RECORD EXTRACTS ::
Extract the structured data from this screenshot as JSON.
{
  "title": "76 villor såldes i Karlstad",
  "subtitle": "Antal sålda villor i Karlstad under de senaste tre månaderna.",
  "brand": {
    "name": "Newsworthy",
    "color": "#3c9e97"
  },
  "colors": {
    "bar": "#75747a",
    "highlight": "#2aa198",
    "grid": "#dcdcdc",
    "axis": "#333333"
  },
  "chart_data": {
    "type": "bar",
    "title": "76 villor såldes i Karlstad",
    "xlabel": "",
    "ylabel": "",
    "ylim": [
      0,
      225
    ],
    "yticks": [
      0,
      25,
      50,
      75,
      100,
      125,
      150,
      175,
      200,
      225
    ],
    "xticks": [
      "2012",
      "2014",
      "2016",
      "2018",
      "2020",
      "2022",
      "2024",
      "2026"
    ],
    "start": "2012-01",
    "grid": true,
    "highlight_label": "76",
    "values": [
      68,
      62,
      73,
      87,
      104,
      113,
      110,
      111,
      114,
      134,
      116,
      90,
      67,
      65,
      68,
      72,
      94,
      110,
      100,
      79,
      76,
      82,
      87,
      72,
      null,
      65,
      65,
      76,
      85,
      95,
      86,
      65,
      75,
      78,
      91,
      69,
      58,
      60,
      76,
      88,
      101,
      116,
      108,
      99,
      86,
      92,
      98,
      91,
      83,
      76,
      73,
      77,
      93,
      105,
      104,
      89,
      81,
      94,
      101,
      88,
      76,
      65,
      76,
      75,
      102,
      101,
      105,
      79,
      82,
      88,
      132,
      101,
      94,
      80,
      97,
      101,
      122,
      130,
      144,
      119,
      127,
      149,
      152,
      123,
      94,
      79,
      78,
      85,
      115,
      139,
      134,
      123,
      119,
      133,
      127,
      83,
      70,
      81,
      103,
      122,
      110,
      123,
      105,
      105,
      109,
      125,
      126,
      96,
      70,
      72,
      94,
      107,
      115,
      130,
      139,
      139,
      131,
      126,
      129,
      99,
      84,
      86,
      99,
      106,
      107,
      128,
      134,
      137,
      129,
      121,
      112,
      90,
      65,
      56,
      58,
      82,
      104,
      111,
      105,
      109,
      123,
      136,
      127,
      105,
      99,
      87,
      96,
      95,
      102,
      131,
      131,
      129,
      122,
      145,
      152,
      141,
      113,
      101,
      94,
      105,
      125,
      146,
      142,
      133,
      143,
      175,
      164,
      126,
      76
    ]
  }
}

THE REQUEST :: All of the material above needs to be copied exactly.

CORRECT ANSWER ::
Extract the structured data from this screenshot as JSON.
{
  "title": "76 villor såldes i Karlstad",
  "subtitle": "Antal sålda villor i Karlstad under de senaste tre månaderna.",
  "brand": {
    "name": "Newsworthy",
    "color": "#3c9e97"
  },
  "colors": {
    "bar": "#75747a",
    "highlight": "#2aa198",
    "grid": "#dcdcdc",
    "axis": "#333333"
  },
  "chart_data": {
    "type": "bar",
    "title": "76 villor såldes i Karlstad",
    "xlabel": "",
    "ylabel": "",
    "ylim": [
      0,
      225
    ],
    "yticks": [
      0,
      25,
      50,
      75,
      100,
      125,
      150,
      175,
      200,
      225
    ],
    "xticks": [
      "2012",
      "2014",
      "2016",
      "2018",
      "2020",
      "2022",
      "2024",
      "2026"
    ],
    "start": "2012-01",
    "grid": true,
    "highlight_label": "76",
    "values": [
      68,
      62,
      73,
      87,
      104,
      113,
      110,
      111,
      114,
      134,
      116,
      90,
      67,
      65,
      68,
      72,
      94,
      110,
      100,
      79,
      76,
      82,
      87,
      72,
      null,
      65,
      65,
      76,
      85,
      95,
      86,
      65,
      75,
      78,
      91,
      69,
      58,
      60,
      76,
      88,
      101,
      116,
      108,
      99,
      86,
      92,
      98,
      91,
      83,
      76,
      73,
      77,
      93,
      105,
      104,
      89,
      81,
      94,
      101,
      88,
      76,
      65,
      76,
      75,
      102,
      101,
      105,
      79,
      82,
      88,
      132,
      101,
      94,
      80,
      97,
      101,
      122,
      130,
      144,
      119,
      127,
      149,
      152,
      123,
      94,
      79,
      78,
      85,
      115,
      139,
      134,
      123,
      119,
      133,
      127,
      83,
      70,
      81,
      103,
      122,
      110,
      123,
      105,
      105,
      109,
      125,
      126,
      96,
      70,
      72,
      94,
      107,
      115,
      130,
      139,
      139,
      131,
      126,
      129,
      99,
      84,
      86,
      99,
      106,
      107,
      128,
      134,
      137,
      129,
      121,
      112,
      90,
      65,
      56,
      58,
      82,
      104,
      111,
      105,
      109,
      123,
      136,
      127,
      105,
      99,
      87,
      96,
      95,
      102,
      131,
      131,
      129,
      122,
      145,
      152,
      141,
      113,
      101,
      94,
      105,
      125,
      146,
      142,
      133,
      143,
      175,
      164,
      126,
      76
    ]
  }
}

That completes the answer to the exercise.